### Request
Each entry below is to be printed verbatim.

- - -

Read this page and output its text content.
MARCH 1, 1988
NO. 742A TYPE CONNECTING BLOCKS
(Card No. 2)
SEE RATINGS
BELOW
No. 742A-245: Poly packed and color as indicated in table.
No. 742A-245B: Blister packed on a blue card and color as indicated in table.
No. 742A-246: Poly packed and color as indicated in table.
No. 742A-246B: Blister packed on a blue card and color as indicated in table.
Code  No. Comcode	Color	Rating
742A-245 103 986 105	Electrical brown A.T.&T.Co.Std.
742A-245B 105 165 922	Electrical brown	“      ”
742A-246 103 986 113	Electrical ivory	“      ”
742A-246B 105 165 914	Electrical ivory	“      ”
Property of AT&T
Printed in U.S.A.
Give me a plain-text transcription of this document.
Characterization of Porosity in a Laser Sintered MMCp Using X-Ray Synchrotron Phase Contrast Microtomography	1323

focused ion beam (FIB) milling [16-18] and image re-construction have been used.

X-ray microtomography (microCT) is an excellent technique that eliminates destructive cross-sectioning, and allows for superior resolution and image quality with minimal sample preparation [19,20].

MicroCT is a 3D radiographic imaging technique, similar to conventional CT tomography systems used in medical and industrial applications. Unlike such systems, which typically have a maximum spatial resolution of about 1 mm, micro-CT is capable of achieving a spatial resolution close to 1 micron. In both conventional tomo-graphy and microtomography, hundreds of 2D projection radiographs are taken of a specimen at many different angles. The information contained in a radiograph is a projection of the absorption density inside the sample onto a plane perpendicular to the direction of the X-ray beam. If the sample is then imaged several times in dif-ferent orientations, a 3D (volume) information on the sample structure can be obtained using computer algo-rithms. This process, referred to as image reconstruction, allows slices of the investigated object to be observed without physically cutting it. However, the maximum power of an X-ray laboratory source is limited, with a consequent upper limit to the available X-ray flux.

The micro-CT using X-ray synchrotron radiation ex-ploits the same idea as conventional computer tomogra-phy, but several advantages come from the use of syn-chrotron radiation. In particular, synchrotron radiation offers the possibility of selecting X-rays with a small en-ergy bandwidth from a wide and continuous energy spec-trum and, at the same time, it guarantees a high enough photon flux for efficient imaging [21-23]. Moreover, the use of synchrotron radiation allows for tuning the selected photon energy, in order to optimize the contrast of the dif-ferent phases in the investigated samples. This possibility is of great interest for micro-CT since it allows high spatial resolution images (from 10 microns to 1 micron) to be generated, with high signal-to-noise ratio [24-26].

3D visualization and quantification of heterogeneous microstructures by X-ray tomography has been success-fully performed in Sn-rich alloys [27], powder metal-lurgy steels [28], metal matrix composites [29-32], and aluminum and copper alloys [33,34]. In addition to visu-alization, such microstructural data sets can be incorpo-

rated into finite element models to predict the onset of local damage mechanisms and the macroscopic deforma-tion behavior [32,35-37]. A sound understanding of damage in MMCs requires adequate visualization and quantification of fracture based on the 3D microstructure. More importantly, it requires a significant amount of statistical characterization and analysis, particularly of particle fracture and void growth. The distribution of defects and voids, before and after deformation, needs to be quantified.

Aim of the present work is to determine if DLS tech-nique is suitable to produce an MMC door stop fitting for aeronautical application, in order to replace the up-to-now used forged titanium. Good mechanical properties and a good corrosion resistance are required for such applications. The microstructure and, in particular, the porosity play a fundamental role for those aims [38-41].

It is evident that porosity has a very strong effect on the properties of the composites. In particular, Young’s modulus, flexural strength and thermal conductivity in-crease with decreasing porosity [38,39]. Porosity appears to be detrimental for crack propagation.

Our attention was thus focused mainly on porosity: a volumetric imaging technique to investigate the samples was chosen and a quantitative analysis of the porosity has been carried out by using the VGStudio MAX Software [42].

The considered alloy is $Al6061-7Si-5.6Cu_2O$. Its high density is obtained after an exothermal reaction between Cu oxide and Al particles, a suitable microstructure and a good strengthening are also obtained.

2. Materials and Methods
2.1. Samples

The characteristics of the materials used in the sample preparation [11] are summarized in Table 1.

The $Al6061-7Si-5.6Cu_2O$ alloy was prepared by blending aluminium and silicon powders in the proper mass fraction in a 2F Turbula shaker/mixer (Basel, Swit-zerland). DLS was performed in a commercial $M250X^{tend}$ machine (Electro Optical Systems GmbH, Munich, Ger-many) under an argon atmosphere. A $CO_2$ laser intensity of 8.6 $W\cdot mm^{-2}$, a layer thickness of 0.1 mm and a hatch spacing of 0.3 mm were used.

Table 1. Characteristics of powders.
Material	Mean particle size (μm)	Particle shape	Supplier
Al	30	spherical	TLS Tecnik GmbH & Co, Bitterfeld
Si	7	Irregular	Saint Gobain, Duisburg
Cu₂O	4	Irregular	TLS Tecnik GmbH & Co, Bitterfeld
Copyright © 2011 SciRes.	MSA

- - -

### Full solution
Read this page and output its text content.
MARCH 1, 1988
NO. 742A TYPE CONNECTING BLOCKS
(Card No. 2)
SEE RATINGS
BELOW
No. 742A-245: Poly packed and color as indicated in table.
No. 742A-245B: Blister packed on a blue card and color as indicated in table.
No. 742A-246: Poly packed and color as indicated in table.
No. 742A-246B: Blister packed on a blue card and color as indicated in table.
Code  No. Comcode	Color	Rating
742A-245 103 986 105	Electrical brown A.T.&T.Co.Std.
742A-245B 105 165 922	Electrical brown	“      ”
742A-246 103 986 113	Electrical ivory	“      ”
742A-246B 105 165 914	Electrical ivory	“      ”
Property of AT&T
Printed in U.S.A.
Give me a plain-text transcription of this document.
Characterization of Porosity in a Laser Sintered MMCp Using X-Ray Synchrotron Phase Contrast Microtomography	1323

focused ion beam (FIB) milling [16-18] and image re-construction have been used.

X-ray microtomography (microCT) is an excellent technique that eliminates destructive cross-sectioning, and allows for superior resolution and image quality with minimal sample preparation [19,20].

MicroCT is a 3D radiographic imaging technique, similar to conventional CT tomography systems used in medical and industrial applications. Unlike such systems, which typically have a maximum spatial resolution of about 1 mm, micro-CT is capable of achieving a spatial resolution close to 1 micron. In both conventional tomo-graphy and microtomography, hundreds of 2D projection radiographs are taken of a specimen at many different angles. The information contained in a radiograph is a projection of the absorption density inside the sample onto a plane perpendicular to the direction of the X-ray beam. If the sample is then imaged several times in dif-ferent orientations, a 3D (volume) information on the sample structure can be obtained using computer algo-rithms. This process, referred to as image reconstruction, allows slices of the investigated object to be observed without physically cutting it. However, the maximum power of an X-ray laboratory source is limited, with a consequent upper limit to the available X-ray flux.

The micro-CT using X-ray synchrotron radiation ex-ploits the same idea as conventional computer tomogra-phy, but several advantages come from the use of syn-chrotron radiation. In particular, synchrotron radiation offers the possibility of selecting X-rays with a small en-ergy bandwidth from a wide and continuous energy spec-trum and, at the same time, it guarantees a high enough photon flux for efficient imaging [21-23]. Moreover, the use of synchrotron radiation allows for tuning the selected photon energy, in order to optimize the contrast of the dif-ferent phases in the investigated samples. This possibility is of great interest for micro-CT since it allows high spatial resolution images (from 10 microns to 1 micron) to be generated, with high signal-to-noise ratio [24-26].

3D visualization and quantification of heterogeneous microstructures by X-ray tomography has been success-fully performed in Sn-rich alloys [27], powder metal-lurgy steels [28], metal matrix composites [29-32], and aluminum and copper alloys [33,34]. In addition to visu-alization, such microstructural data sets can be incorpo-

rated into finite element models to predict the onset of local damage mechanisms and the macroscopic deforma-tion behavior [32,35-37]. A sound understanding of damage in MMCs requires adequate visualization and quantification of fracture based on the 3D microstructure. More importantly, it requires a significant amount of statistical characterization and analysis, particularly of particle fracture and void growth. The distribution of defects and voids, before and after deformation, needs to be quantified.

Aim of the present work is to determine if DLS tech-nique is suitable to produce an MMC door stop fitting for aeronautical application, in order to replace the up-to-now used forged titanium. Good mechanical properties and a good corrosion resistance are required for such applications. The microstructure and, in particular, the porosity play a fundamental role for those aims [38-41].

It is evident that porosity has a very strong effect on the properties of the composites. In particular, Young’s modulus, flexural strength and thermal conductivity in-crease with decreasing porosity [38,39]. Porosity appears to be detrimental for crack propagation.

Our attention was thus focused mainly on porosity: a volumetric imaging technique to investigate the samples was chosen and a quantitative analysis of the porosity has been carried out by using the VGStudio MAX Software [42].

The considered alloy is $Al6061-7Si-5.6Cu_2O$. Its high density is obtained after an exothermal reaction between Cu oxide and Al particles, a suitable microstructure and a good strengthening are also obtained.

2. Materials and Methods
2.1. Samples

The characteristics of the materials used in the sample preparation [11] are summarized in Table 1.

The $Al6061-7Si-5.6Cu_2O$ alloy was prepared by blending aluminium and silicon powders in the proper mass fraction in a 2F Turbula shaker/mixer (Basel, Swit-zerland). DLS was performed in a commercial $M250X^{tend}$ machine (Electro Optical Systems GmbH, Munich, Ger-many) under an argon atmosphere. A $CO_2$ laser intensity of 8.6 $W\cdot mm^{-2}$, a layer thickness of 0.1 mm and a hatch spacing of 0.3 mm were used.

Table 1. Characteristics of powders.
Material	Mean particle size (μm)	Particle shape	Supplier
Al	30	spherical	TLS Tecnik GmbH & Co, Bitterfeld
Si	7	Irregular	Saint Gobain, Duisburg
Cu₂O	4	Irregular	TLS Tecnik GmbH & Co, Bitterfeld
Copyright © 2011 SciRes.	MSA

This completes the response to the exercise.